Exercise goal. Your task is to reproduce the entries below word for word.

Extracted material.
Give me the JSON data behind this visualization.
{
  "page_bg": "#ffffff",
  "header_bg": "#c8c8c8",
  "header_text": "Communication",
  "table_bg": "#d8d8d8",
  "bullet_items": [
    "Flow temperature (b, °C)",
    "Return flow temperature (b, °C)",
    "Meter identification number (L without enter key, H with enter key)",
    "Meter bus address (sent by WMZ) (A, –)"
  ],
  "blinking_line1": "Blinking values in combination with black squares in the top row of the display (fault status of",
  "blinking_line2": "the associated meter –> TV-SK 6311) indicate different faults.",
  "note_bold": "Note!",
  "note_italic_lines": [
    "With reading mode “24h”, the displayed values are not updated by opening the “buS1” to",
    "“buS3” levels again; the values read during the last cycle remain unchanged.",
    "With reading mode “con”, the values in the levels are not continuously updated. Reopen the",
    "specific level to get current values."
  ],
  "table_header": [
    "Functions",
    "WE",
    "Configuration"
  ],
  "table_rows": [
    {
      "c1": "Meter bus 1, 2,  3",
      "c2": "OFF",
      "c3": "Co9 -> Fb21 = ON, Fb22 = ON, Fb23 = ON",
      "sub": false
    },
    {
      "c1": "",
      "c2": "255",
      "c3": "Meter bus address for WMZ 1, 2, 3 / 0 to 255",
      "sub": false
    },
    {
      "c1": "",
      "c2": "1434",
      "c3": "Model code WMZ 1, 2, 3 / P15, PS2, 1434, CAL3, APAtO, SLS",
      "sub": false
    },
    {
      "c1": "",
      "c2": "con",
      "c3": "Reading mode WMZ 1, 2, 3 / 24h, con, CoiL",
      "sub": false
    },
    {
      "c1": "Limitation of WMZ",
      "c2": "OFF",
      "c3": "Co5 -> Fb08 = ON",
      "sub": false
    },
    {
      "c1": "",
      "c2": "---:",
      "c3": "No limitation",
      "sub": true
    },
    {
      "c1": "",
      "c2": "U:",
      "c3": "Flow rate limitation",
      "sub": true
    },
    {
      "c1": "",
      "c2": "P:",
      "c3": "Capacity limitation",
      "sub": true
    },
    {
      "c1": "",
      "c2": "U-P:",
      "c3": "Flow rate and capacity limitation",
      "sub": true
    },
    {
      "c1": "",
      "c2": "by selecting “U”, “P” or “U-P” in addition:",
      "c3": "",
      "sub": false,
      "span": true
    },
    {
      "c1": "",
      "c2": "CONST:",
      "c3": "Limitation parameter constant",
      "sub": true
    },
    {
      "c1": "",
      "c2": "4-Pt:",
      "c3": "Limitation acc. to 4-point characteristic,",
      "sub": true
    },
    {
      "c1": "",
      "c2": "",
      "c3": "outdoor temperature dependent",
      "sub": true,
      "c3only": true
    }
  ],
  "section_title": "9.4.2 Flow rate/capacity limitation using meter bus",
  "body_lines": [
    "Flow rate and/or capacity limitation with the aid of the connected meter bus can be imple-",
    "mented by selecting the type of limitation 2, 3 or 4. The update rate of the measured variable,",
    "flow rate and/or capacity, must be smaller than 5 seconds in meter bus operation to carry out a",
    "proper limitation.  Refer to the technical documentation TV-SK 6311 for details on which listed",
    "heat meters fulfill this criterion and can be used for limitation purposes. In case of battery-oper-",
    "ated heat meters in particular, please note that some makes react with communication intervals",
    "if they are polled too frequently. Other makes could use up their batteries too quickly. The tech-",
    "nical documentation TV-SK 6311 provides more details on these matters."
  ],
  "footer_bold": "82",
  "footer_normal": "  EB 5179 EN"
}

Finished task.
Give me the JSON data behind this visualization.
{
  "page_bg": "#ffffff",
  "header_bg": "#c8c8c8",
  "header_text": "Communication",
  "table_bg": "#d8d8d8",
  "bullet_items": [
    "Flow temperature (b, °C)",
    "Return flow temperature (b, °C)",
    "Meter identification number (L without enter key, H with enter key)",
    "Meter bus address (sent by WMZ) (A, –)"
  ],
  "blinking_line1": "Blinking values in combination with black squares in the top row of the display (fault status of",
  "blinking_line2": "the associated meter –> TV-SK 6311) indicate different faults.",
  "note_bold": "Note!",
  "note_italic_lines": [
    "With reading mode “24h”, the displayed values are not updated by opening the “buS1” to",
    "“buS3” levels again; the values read during the last cycle remain unchanged.",
    "With reading mode “con”, the values in the levels are not continuously updated. Reopen the",
    "specific level to get current values."
  ],
  "table_header": [
    "Functions",
    "WE",
    "Configuration"
  ],
  "table_rows": [
    {
      "c1": "Meter bus 1, 2,  3",
      "c2": "OFF",
      "c3": "Co9 -> Fb21 = ON, Fb22 = ON, Fb23 = ON",
      "sub": false
    },
    {
      "c1": "",
      "c2": "255",
      "c3": "Meter bus address for WMZ 1, 2, 3 / 0 to 255",
      "sub": false
    },
    {
      "c1": "",
      "c2": "1434",
      "c3": "Model code WMZ 1, 2, 3 / P15, PS2, 1434, CAL3, APAtO, SLS",
      "sub": false
    },
    {
      "c1": "",
      "c2": "con",
      "c3": "Reading mode WMZ 1, 2, 3 / 24h, con, CoiL",
      "sub": false
    },
    {
      "c1": "Limitation of WMZ",
      "c2": "OFF",
      "c3": "Co5 -> Fb08 = ON",
      "sub": false
    },
    {
      "c1": "",
      "c2": "---:",
      "c3": "No limitation",
      "sub": true
    },
    {
      "c1": "",
      "c2": "U:",
      "c3": "Flow rate limitation",
      "sub": true
    },
    {
      "c1": "",
      "c2": "P:",
      "c3": "Capacity limitation",
      "sub": true
    },
    {
      "c1": "",
      "c2": "U-P:",
      "c3": "Flow rate and capacity limitation",
      "sub": true
    },
    {
      "c1": "",
      "c2": "by selecting “U”, “P” or “U-P” in addition:",
      "c3": "",
      "sub": false,
      "span": true
    },
    {
      "c1": "",
      "c2": "CONST:",
      "c3": "Limitation parameter constant",
      "sub": true
    },
    {
      "c1": "",
      "c2": "4-Pt:",
      "c3": "Limitation acc. to 4-point characteristic,",
      "sub": true
    },
    {
      "c1": "",
      "c2": "",
      "c3": "outdoor temperature dependent",
      "sub": true,
      "c3only": true
    }
  ],
  "section_title": "9.4.2 Flow rate/capacity limitation using meter bus",
  "body_lines": [
    "Flow rate and/or capacity limitation with the aid of the connected meter bus can be imple-",
    "mented by selecting the type of limitation 2, 3 or 4. The update rate of the measured variable,",
    "flow rate and/or capacity, must be smaller than 5 seconds in meter bus operation to carry out a",
    "proper limitation.  Refer to the technical documentation TV-SK 6311 for details on which listed",
    "heat meters fulfill this criterion and can be used for limitation purposes. In case of battery-oper-",
    "ated heat meters in particular, please note that some makes react with communication intervals",
    "if they are polled too frequently. Other makes could use up their batteries too quickly. The tech-",
    "nical documentation TV-SK 6311 provides more details on these matters."
  ],
  "footer_bold": "82",
  "footer_normal": "  EB 5179 EN"
}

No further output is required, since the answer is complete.